> Data records

-- start --

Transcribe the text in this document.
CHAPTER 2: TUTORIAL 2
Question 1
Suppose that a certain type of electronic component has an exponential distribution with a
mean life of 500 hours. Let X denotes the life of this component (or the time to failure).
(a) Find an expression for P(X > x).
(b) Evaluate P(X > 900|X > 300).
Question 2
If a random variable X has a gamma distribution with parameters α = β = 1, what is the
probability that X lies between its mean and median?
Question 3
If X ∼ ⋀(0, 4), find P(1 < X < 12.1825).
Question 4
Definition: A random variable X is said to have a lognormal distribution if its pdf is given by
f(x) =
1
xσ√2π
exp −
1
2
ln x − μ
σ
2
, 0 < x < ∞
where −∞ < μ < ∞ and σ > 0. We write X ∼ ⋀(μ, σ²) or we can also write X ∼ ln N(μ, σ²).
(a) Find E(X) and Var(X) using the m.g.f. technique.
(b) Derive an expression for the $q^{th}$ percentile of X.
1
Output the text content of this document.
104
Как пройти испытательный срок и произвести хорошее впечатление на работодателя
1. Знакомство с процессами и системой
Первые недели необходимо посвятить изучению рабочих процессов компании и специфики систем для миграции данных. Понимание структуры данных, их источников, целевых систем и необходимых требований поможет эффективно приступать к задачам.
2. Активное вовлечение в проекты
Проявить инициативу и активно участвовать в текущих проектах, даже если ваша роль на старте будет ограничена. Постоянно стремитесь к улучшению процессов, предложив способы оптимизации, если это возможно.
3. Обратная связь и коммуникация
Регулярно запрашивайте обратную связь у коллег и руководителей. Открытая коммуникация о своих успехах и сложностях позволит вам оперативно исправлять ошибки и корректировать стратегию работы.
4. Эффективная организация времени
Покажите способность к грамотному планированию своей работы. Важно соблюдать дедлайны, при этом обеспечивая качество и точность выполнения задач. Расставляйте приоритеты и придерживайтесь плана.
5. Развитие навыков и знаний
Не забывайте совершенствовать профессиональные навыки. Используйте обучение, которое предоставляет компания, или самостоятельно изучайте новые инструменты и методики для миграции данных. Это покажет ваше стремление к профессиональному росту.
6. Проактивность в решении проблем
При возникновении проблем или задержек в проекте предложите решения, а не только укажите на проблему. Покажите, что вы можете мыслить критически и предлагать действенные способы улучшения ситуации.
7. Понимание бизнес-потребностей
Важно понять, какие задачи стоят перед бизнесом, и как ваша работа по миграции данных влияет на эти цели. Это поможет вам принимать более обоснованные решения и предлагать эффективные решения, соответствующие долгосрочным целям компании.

-- end --

Copy each line of the listing in which the word "коммуникация" can be found.

3. Обратная связь и коммуникация
Регулярно запрашивайте обратную связь у коллег и руководителей. Открытая коммуникация о своих успехах и сложностях позволит вам оперативно исправлять ошибки и корректировать стратегию работы.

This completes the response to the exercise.